Available records:
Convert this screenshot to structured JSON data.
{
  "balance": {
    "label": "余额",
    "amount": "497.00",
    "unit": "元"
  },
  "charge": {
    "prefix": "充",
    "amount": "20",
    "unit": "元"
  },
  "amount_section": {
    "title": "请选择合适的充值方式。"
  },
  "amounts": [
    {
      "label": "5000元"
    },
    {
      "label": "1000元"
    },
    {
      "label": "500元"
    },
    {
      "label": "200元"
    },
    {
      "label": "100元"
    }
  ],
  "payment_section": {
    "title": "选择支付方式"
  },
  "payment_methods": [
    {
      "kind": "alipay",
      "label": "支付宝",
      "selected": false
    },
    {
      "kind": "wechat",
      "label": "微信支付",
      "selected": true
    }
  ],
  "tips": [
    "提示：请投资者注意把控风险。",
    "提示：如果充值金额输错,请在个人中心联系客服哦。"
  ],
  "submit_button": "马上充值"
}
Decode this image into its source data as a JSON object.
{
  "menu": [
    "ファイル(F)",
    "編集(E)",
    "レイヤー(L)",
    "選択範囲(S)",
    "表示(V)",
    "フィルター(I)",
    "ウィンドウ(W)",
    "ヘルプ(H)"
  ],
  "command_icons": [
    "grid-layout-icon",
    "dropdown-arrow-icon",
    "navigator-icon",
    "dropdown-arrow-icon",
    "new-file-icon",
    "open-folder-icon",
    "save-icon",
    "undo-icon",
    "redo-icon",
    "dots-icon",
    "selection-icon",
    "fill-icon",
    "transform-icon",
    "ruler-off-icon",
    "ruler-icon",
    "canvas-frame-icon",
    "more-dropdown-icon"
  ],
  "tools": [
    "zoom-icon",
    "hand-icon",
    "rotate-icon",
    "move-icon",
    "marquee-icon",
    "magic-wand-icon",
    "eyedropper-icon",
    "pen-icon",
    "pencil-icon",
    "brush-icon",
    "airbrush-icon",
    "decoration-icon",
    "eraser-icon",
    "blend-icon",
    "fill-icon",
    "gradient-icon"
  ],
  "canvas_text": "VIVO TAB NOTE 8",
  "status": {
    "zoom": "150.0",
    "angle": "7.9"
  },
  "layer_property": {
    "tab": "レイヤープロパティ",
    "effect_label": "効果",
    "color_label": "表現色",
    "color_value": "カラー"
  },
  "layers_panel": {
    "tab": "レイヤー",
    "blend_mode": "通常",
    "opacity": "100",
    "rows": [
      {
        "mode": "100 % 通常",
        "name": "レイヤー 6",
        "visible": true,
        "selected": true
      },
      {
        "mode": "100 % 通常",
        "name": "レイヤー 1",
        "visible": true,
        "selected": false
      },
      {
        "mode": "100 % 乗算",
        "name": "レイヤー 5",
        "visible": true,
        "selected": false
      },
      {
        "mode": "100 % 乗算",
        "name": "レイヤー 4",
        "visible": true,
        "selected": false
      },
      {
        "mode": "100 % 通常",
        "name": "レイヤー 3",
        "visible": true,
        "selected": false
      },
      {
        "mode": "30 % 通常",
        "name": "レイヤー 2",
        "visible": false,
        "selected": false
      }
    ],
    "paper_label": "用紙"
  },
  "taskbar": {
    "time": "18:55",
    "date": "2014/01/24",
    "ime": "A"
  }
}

Problem requirements: All of the material must be reproduced exactly.

Right answer:
Convert this screenshot to structured JSON data.
{
  "balance": {
    "label": "余额",
    "amount": "497.00",
    "unit": "元"
  },
  "charge": {
    "prefix": "充",
    "amount": "20",
    "unit": "元"
  },
  "amount_section": {
    "title": "请选择合适的充值方式。"
  },
  "amounts": [
    {
      "label": "5000元"
    },
    {
      "label": "1000元"
    },
    {
      "label": "500元"
    },
    {
      "label": "200元"
    },
    {
      "label": "100元"
    }
  ],
  "payment_section": {
    "title": "选择支付方式"
  },
  "payment_methods": [
    {
      "kind": "alipay",
      "label": "支付宝",
      "selected": false
    },
    {
      "kind": "wechat",
      "label": "微信支付",
      "selected": true
    }
  ],
  "tips": [
    "提示：请投资者注意把控风险。",
    "提示：如果充值金额输错,请在个人中心联系客服哦。"
  ],
  "submit_button": "马上充值"
}
Decode this image into its source data as a JSON object.
{
  "menu": [
    "ファイル(F)",
    "編集(E)",
    "レイヤー(L)",
    "選択範囲(S)",
    "表示(V)",
    "フィルター(I)",
    "ウィンドウ(W)",
    "ヘルプ(H)"
  ],
  "command_icons": [
    "grid-layout-icon",
    "dropdown-arrow-icon",
    "navigator-icon",
    "dropdown-arrow-icon",
    "new-file-icon",
    "open-folder-icon",
    "save-icon",
    "undo-icon",
    "redo-icon",
    "dots-icon",
    "selection-icon",
    "fill-icon",
    "transform-icon",
    "ruler-off-icon",
    "ruler-icon",
    "canvas-frame-icon",
    "more-dropdown-icon"
  ],
  "tools": [
    "zoom-icon",
    "hand-icon",
    "rotate-icon",
    "move-icon",
    "marquee-icon",
    "magic-wand-icon",
    "eyedropper-icon",
    "pen-icon",
    "pencil-icon",
    "brush-icon",
    "airbrush-icon",
    "decoration-icon",
    "eraser-icon",
    "blend-icon",
    "fill-icon",
    "gradient-icon"
  ],
  "canvas_text": "VIVO TAB NOTE 8",
  "status": {
    "zoom": "150.0",
    "angle": "7.9"
  },
  "layer_property": {
    "tab": "レイヤープロパティ",
    "effect_label": "効果",
    "color_label": "表現色",
    "color_value": "カラー"
  },
  "layers_panel": {
    "tab": "レイヤー",
    "blend_mode": "通常",
    "opacity": "100",
    "rows": [
      {
        "mode": "100 % 通常",
        "name": "レイヤー 6",
        "visible": true,
        "selected": true
      },
      {
        "mode": "100 % 通常",
        "name": "レイヤー 1",
        "visible": true,
        "selected": false
      },
      {
        "mode": "100 % 乗算",
        "name": "レイヤー 5",
        "visible": true,
        "selected": false
      },
      {
        "mode": "100 % 乗算",
        "name": "レイヤー 4",
        "visible": true,
        "selected": false
      },
      {
        "mode": "100 % 通常",
        "name": "レイヤー 3",
        "visible": true,
        "selected": false
      },
      {
        "mode": "30 % 通常",
        "name": "レイヤー 2",
        "visible": false,
        "selected": false
      }
    ],
    "paper_label": "用紙"
  },
  "taskbar": {
    "time": "18:55",
    "date": "2014/01/24",
    "ime": "A"
  }
}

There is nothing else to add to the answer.